== Task requirements ==
Each line below must be reproduced exactly.

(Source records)
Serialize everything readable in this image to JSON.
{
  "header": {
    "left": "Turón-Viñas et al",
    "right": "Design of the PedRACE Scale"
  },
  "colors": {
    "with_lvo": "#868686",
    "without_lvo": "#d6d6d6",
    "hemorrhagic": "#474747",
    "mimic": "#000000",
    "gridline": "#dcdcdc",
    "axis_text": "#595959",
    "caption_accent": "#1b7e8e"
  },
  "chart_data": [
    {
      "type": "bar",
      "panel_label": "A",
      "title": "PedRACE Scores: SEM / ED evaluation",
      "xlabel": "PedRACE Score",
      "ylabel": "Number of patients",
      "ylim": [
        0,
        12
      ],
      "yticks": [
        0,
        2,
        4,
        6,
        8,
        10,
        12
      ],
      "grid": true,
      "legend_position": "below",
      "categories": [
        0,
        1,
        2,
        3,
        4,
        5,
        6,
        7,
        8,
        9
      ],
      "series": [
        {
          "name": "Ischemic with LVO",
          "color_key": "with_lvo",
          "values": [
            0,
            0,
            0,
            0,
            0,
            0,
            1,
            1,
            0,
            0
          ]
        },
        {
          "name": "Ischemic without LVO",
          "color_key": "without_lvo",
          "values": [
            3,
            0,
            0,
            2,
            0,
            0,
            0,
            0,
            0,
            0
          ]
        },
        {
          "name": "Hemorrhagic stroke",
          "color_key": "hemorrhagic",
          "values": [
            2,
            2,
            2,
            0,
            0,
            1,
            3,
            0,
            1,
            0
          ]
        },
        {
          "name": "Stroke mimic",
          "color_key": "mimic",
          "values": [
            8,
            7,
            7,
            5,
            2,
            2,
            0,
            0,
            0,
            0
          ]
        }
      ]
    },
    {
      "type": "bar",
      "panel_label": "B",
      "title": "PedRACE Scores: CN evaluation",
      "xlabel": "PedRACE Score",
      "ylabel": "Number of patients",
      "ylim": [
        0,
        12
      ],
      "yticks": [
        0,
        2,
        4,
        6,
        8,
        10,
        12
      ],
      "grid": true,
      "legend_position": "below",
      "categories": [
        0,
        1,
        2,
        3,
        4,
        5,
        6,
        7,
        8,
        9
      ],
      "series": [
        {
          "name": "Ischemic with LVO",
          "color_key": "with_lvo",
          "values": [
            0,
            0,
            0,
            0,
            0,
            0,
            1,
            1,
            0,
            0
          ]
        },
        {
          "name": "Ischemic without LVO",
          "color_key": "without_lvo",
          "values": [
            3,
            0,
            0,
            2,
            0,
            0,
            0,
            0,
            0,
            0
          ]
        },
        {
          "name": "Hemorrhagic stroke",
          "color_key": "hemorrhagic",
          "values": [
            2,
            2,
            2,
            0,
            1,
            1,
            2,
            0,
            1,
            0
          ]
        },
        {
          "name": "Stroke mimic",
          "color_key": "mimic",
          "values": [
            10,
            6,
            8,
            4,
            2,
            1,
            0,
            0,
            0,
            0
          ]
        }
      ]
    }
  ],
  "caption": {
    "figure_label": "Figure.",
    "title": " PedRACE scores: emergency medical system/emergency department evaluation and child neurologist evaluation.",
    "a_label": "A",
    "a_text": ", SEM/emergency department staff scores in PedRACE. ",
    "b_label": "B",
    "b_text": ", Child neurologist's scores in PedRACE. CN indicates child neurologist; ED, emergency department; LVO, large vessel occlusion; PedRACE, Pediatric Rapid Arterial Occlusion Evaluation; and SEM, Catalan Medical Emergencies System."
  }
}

== Response below ==
Serialize everything readable in this image to JSON.
{
  "header": {
    "left": "Turón-Viñas et al",
    "right": "Design of the PedRACE Scale"
  },
  "colors": {
    "with_lvo": "#868686",
    "without_lvo": "#d6d6d6",
    "hemorrhagic": "#474747",
    "mimic": "#000000",
    "gridline": "#dcdcdc",
    "axis_text": "#595959",
    "caption_accent": "#1b7e8e"
  },
  "chart_data": [
    {
      "type": "bar",
      "panel_label": "A",
      "title": "PedRACE Scores: SEM / ED evaluation",
      "xlabel": "PedRACE Score",
      "ylabel": "Number of patients",
      "ylim": [
        0,
        12
      ],
      "yticks": [
        0,
        2,
        4,
        6,
        8,
        10,
        12
      ],
      "grid": true,
      "legend_position": "below",
      "categories": [
        0,
        1,
        2,
        3,
        4,
        5,
        6,
        7,
        8,
        9
      ],
      "series": [
        {
          "name": "Ischemic with LVO",
          "color_key": "with_lvo",
          "values": [
            0,
            0,
            0,
            0,
            0,
            0,
            1,
            1,
            0,
            0
          ]
        },
        {
          "name": "Ischemic without LVO",
          "color_key": "without_lvo",
          "values": [
            3,
            0,
            0,
            2,
            0,
            0,
            0,
            0,
            0,
            0
          ]
        },
        {
          "name": "Hemorrhagic stroke",
          "color_key": "hemorrhagic",
          "values": [
            2,
            2,
            2,
            0,
            0,
            1,
            3,
            0,
            1,
            0
          ]
        },
        {
          "name": "Stroke mimic",
          "color_key": "mimic",
          "values": [
            8,
            7,
            7,
            5,
            2,
            2,
            0,
            0,
            0,
            0
          ]
        }
      ]
    },
    {
      "type": "bar",
      "panel_label": "B",
      "title": "PedRACE Scores: CN evaluation",
      "xlabel": "PedRACE Score",
      "ylabel": "Number of patients",
      "ylim": [
        0,
        12
      ],
      "yticks": [
        0,
        2,
        4,
        6,
        8,
        10,
        12
      ],
      "grid": true,
      "legend_position": "below",
      "categories": [
        0,
        1,
        2,
        3,
        4,
        5,
        6,
        7,
        8,
        9
      ],
      "series": [
        {
          "name": "Ischemic with LVO",
          "color_key": "with_lvo",
          "values": [
            0,
            0,
            0,
            0,
            0,
            0,
            1,
            1,
            0,
            0
          ]
        },
        {
          "name": "Ischemic without LVO",
          "color_key": "without_lvo",
          "values": [
            3,
            0,
            0,
            2,
            0,
            0,
            0,
            0,
            0,
            0
          ]
        },
        {
          "name": "Hemorrhagic stroke",
          "color_key": "hemorrhagic",
          "values": [
            2,
            2,
            2,
            0,
            1,
            1,
            2,
            0,
            1,
            0
          ]
        },
        {
          "name": "Stroke mimic",
          "color_key": "mimic",
          "values": [
            10,
            6,
            8,
            4,
            2,
            1,
            0,
            0,
            0,
            0
          ]
        }
      ]
    }
  ],
  "caption": {
    "figure_label": "Figure.",
    "title": " PedRACE scores: emergency medical system/emergency department evaluation and child neurologist evaluation.",
    "a_label": "A",
    "a_text": ", SEM/emergency department staff scores in PedRACE. ",
    "b_label": "B",
    "b_text": ", Child neurologist's scores in PedRACE. CN indicates child neurologist; ED, emergency department; LVO, large vessel occlusion; PedRACE, Pediatric Rapid Arterial Occlusion Evaluation; and SEM, Catalan Medical Emergencies System."
  }
}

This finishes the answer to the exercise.